## MATERIAL PROVIDED
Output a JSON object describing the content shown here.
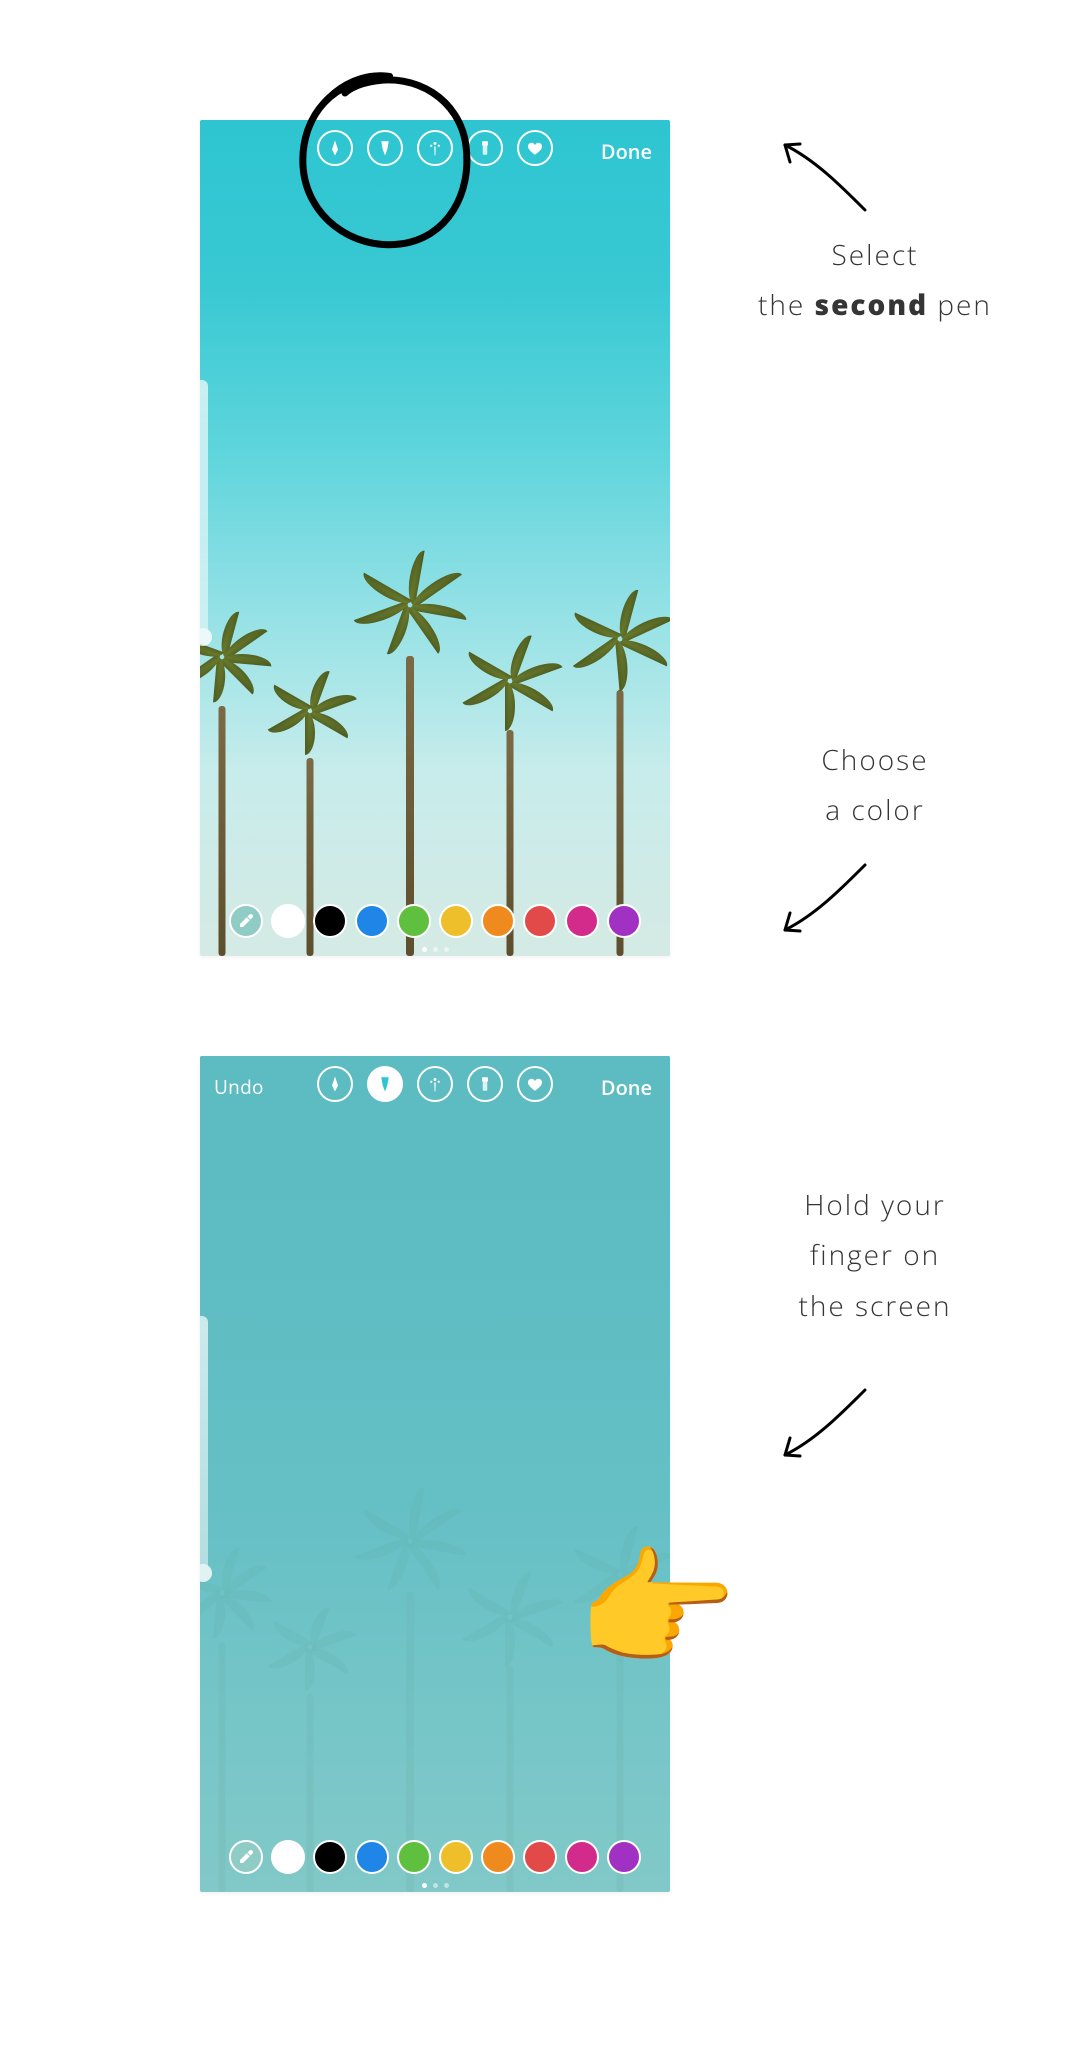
{
  "annotations": {
    "note1_prefix": "Select",
    "note1_line2_pre": "the ",
    "note1_strong": "second",
    "note1_line2_post": " pen",
    "note2_line1": "Choose",
    "note2_line2": "a color",
    "note3_line1": "Hold your",
    "note3_line2": "finger on",
    "note3_line3": "the screen"
  },
  "top_phone": {
    "undo_label": "",
    "done_label": "Done",
    "tools": [
      {
        "name": "pen-sharp-icon",
        "selected": false
      },
      {
        "name": "pen-chisel-icon",
        "selected": false
      },
      {
        "name": "neon-pen-icon",
        "selected": false
      },
      {
        "name": "eraser-icon",
        "selected": false
      },
      {
        "name": "heart-pen-icon",
        "selected": false
      }
    ],
    "palette": [
      {
        "name": "eyedropper",
        "color": "#8fccc5",
        "is_eyedropper": true
      },
      {
        "name": "white",
        "color": "#ffffff"
      },
      {
        "name": "black",
        "color": "#000000"
      },
      {
        "name": "blue",
        "color": "#1f86e8"
      },
      {
        "name": "green",
        "color": "#5fbf3f"
      },
      {
        "name": "yellow",
        "color": "#eebf2b"
      },
      {
        "name": "orange",
        "color": "#ef8b1e"
      },
      {
        "name": "red",
        "color": "#e24a4a"
      },
      {
        "name": "magenta",
        "color": "#d32b8c"
      },
      {
        "name": "purple",
        "color": "#a131c3"
      }
    ]
  },
  "bottom_phone": {
    "undo_label": "Undo",
    "done_label": "Done",
    "tools": [
      {
        "name": "pen-sharp-icon",
        "selected": false
      },
      {
        "name": "pen-chisel-icon",
        "selected": true
      },
      {
        "name": "neon-pen-icon",
        "selected": false
      },
      {
        "name": "eraser-icon",
        "selected": false
      },
      {
        "name": "heart-pen-icon",
        "selected": false
      }
    ],
    "palette": [
      {
        "name": "eyedropper",
        "color": "#8fccc5",
        "is_eyedropper": true
      },
      {
        "name": "white",
        "color": "#ffffff"
      },
      {
        "name": "black",
        "color": "#000000"
      },
      {
        "name": "blue",
        "color": "#1f86e8"
      },
      {
        "name": "green",
        "color": "#5fbf3f"
      },
      {
        "name": "yellow",
        "color": "#eebf2b"
      },
      {
        "name": "orange",
        "color": "#ef8b1e"
      },
      {
        "name": "red",
        "color": "#e24a4a"
      },
      {
        "name": "magenta",
        "color": "#d32b8c"
      },
      {
        "name": "purple",
        "color": "#a131c3"
      }
    ]
  },
  "hand_emoji": "👈"
}
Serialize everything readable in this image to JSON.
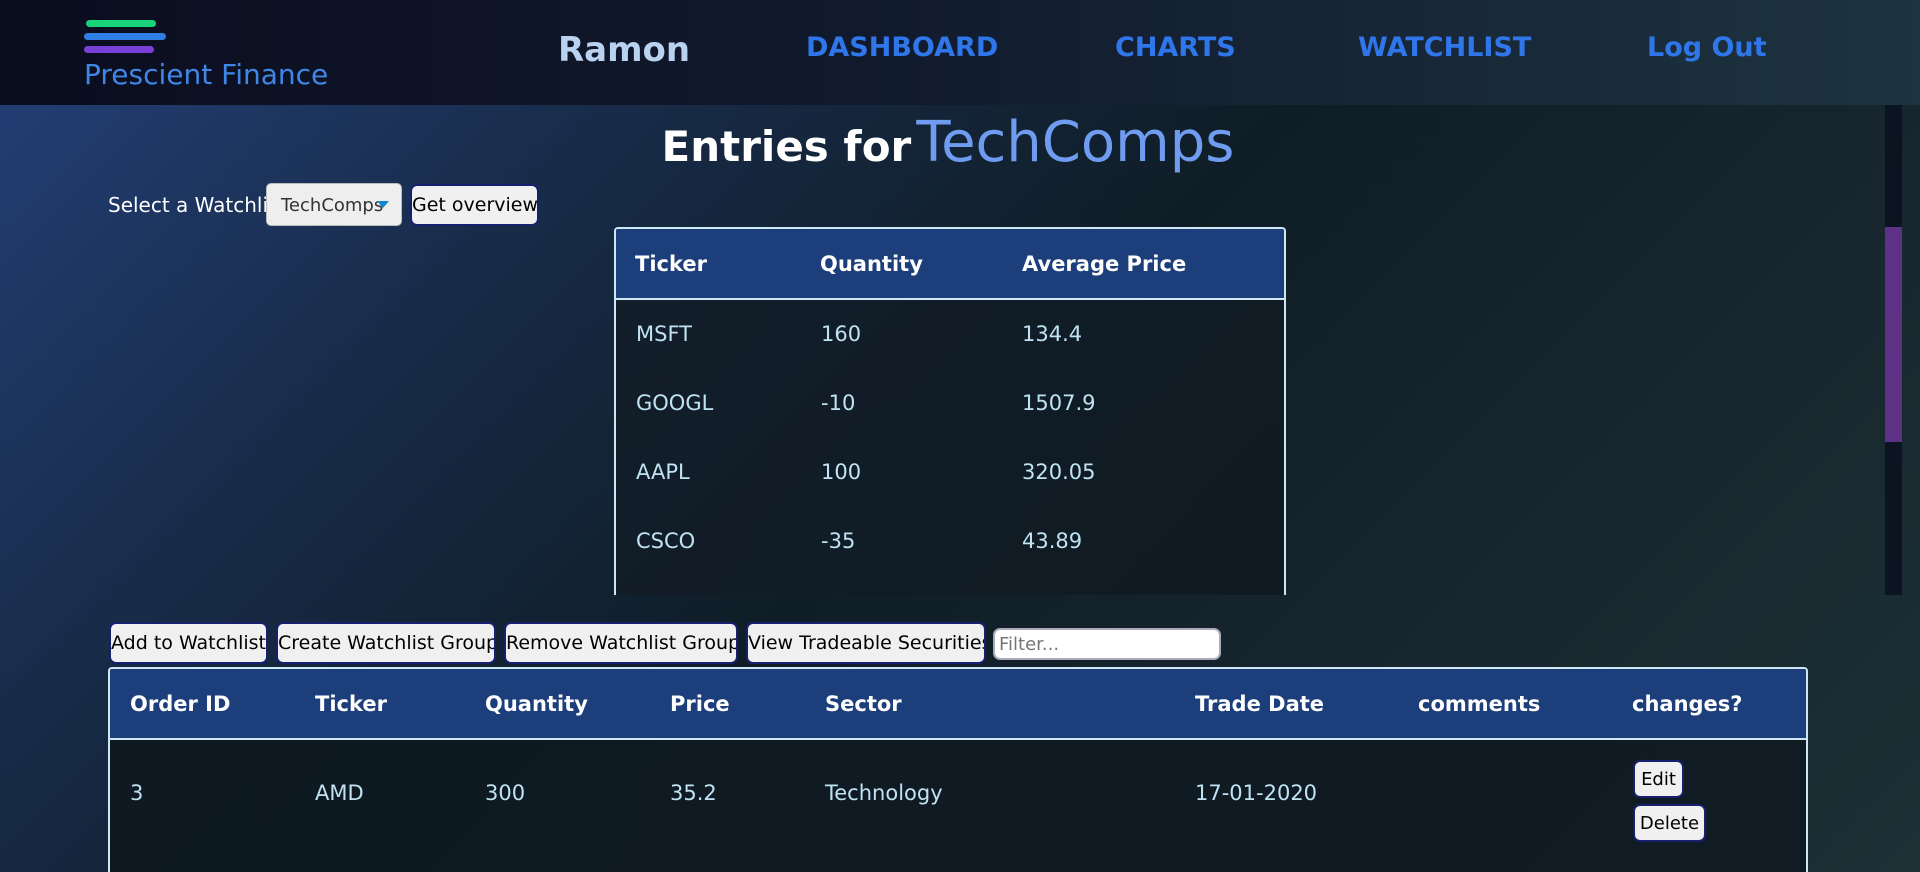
{
  "app": {
    "brand": "Prescient Finance"
  },
  "nav": {
    "user": "Ramon",
    "links": [
      "DASHBOARD",
      "CHARTS",
      "WATCHLIST",
      "Log Out"
    ]
  },
  "page": {
    "heading_prefix": "Entries for",
    "watchlist_name": "TechComps"
  },
  "controls": {
    "select_label": "Select a Watchlist",
    "select_value": "TechComps",
    "overview_button": "Get overview",
    "add_button": "Add to Watchlist",
    "create_group_button": "Create Watchlist Group",
    "remove_group_button": "Remove Watchlist Group",
    "view_securities_button": "View Tradeable Securities",
    "filter_placeholder": "Filter..."
  },
  "holdings": {
    "columns": [
      "Ticker",
      "Quantity",
      "Average Price"
    ],
    "rows": [
      [
        "MSFT",
        "160",
        "134.4"
      ],
      [
        "GOOGL",
        "-10",
        "1507.9"
      ],
      [
        "AAPL",
        "100",
        "320.05"
      ],
      [
        "CSCO",
        "-35",
        "43.89"
      ]
    ]
  },
  "orders": {
    "columns": [
      "Order ID",
      "Ticker",
      "Quantity",
      "Price",
      "Sector",
      "Trade Date",
      "comments",
      "changes?"
    ],
    "rows": [
      {
        "id": "3",
        "ticker": "AMD",
        "quantity": "300",
        "price": "35.2",
        "sector": "Technology",
        "trade_date": "17-01-2020",
        "comments": "",
        "edit_label": "Edit",
        "delete_label": "Delete"
      }
    ]
  },
  "colors": {
    "accent": "#2f76ea",
    "table_header": "#1c3e7a",
    "heading_highlight": "#6f9cf0"
  }
}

## TASK GOAL
All of the material above should be reproduced exactly, except the pictures.

## TASK SOLUTION
Output a JSON object describing the content shown here.
{
  "annotations": {
    "note1_prefix": "Select",
    "note1_line2_pre": "the ",
    "note1_strong": "second",
    "note1_line2_post": " pen",
    "note2_line1": "Choose",
    "note2_line2": "a color",
    "note3_line1": "Hold your",
    "note3_line2": "finger on",
    "note3_line3": "the screen"
  },
  "top_phone": {
    "undo_label": "",
    "done_label": "Done",
    "tools": [
      {
        "name": "pen-sharp-icon",
        "selected": false
      },
      {
        "name": "pen-chisel-icon",
        "selected": false
      },
      {
        "name": "neon-pen-icon",
        "selected": false
      },
      {
        "name": "eraser-icon",
        "selected": false
      },
      {
        "name": "heart-pen-icon",
        "selected": false
      }
    ],
    "palette": [
      {
        "name": "eyedropper",
        "color": "#8fccc5",
        "is_eyedropper": true
      },
      {
        "name": "white",
        "color": "#ffffff"
      },
      {
        "name": "black",
        "color": "#000000"
      },
      {
        "name": "blue",
        "color": "#1f86e8"
      },
      {
        "name": "green",
        "color": "#5fbf3f"
      },
      {
        "name": "yellow",
        "color": "#eebf2b"
      },
      {
        "name": "orange",
        "color": "#ef8b1e"
      },
      {
        "name": "red",
        "color": "#e24a4a"
      },
      {
        "name": "magenta",
        "color": "#d32b8c"
      },
      {
        "name": "purple",
        "color": "#a131c3"
      }
    ]
  },
  "bottom_phone": {
    "undo_label": "Undo",
    "done_label": "Done",
    "tools": [
      {
        "name": "pen-sharp-icon",
        "selected": false
      },
      {
        "name": "pen-chisel-icon",
        "selected": true
      },
      {
        "name": "neon-pen-icon",
        "selected": false
      },
      {
        "name": "eraser-icon",
        "selected": false
      },
      {
        "name": "heart-pen-icon",
        "selected": false
      }
    ],
    "palette": [
      {
        "name": "eyedropper",
        "color": "#8fccc5",
        "is_eyedropper": true
      },
      {
        "name": "white",
        "color": "#ffffff"
      },
      {
        "name": "black",
        "color": "#000000"
      },
      {
        "name": "blue",
        "color": "#1f86e8"
      },
      {
        "name": "green",
        "color": "#5fbf3f"
      },
      {
        "name": "yellow",
        "color": "#eebf2b"
      },
      {
        "name": "orange",
        "color": "#ef8b1e"
      },
      {
        "name": "red",
        "color": "#e24a4a"
      },
      {
        "name": "magenta",
        "color": "#d32b8c"
      },
      {
        "name": "purple",
        "color": "#a131c3"
      }
    ]
  },
  "hand_emoji": "👈"
}
Serialize everything readable in this image to JSON.
{
  "app": {
    "brand": "Prescient Finance"
  },
  "nav": {
    "user": "Ramon",
    "links": [
      "DASHBOARD",
      "CHARTS",
      "WATCHLIST",
      "Log Out"
    ]
  },
  "page": {
    "heading_prefix": "Entries for",
    "watchlist_name": "TechComps"
  },
  "controls": {
    "select_label": "Select a Watchlist",
    "select_value": "TechComps",
    "overview_button": "Get overview",
    "add_button": "Add to Watchlist",
    "create_group_button": "Create Watchlist Group",
    "remove_group_button": "Remove Watchlist Group",
    "view_securities_button": "View Tradeable Securities",
    "filter_placeholder": "Filter..."
  },
  "holdings": {
    "columns": [
      "Ticker",
      "Quantity",
      "Average Price"
    ],
    "rows": [
      [
        "MSFT",
        "160",
        "134.4"
      ],
      [
        "GOOGL",
        "-10",
        "1507.9"
      ],
      [
        "AAPL",
        "100",
        "320.05"
      ],
      [
        "CSCO",
        "-35",
        "43.89"
      ]
    ]
  },
  "orders": {
    "columns": [
      "Order ID",
      "Ticker",
      "Quantity",
      "Price",
      "Sector",
      "Trade Date",
      "comments",
      "changes?"
    ],
    "rows": [
      {
        "id": "3",
        "ticker": "AMD",
        "quantity": "300",
        "price": "35.2",
        "sector": "Technology",
        "trade_date": "17-01-2020",
        "comments": "",
        "edit_label": "Edit",
        "delete_label": "Delete"
      }
    ]
  },
  "colors": {
    "accent": "#2f76ea",
    "table_header": "#1c3e7a",
    "heading_highlight": "#6f9cf0"
  }
}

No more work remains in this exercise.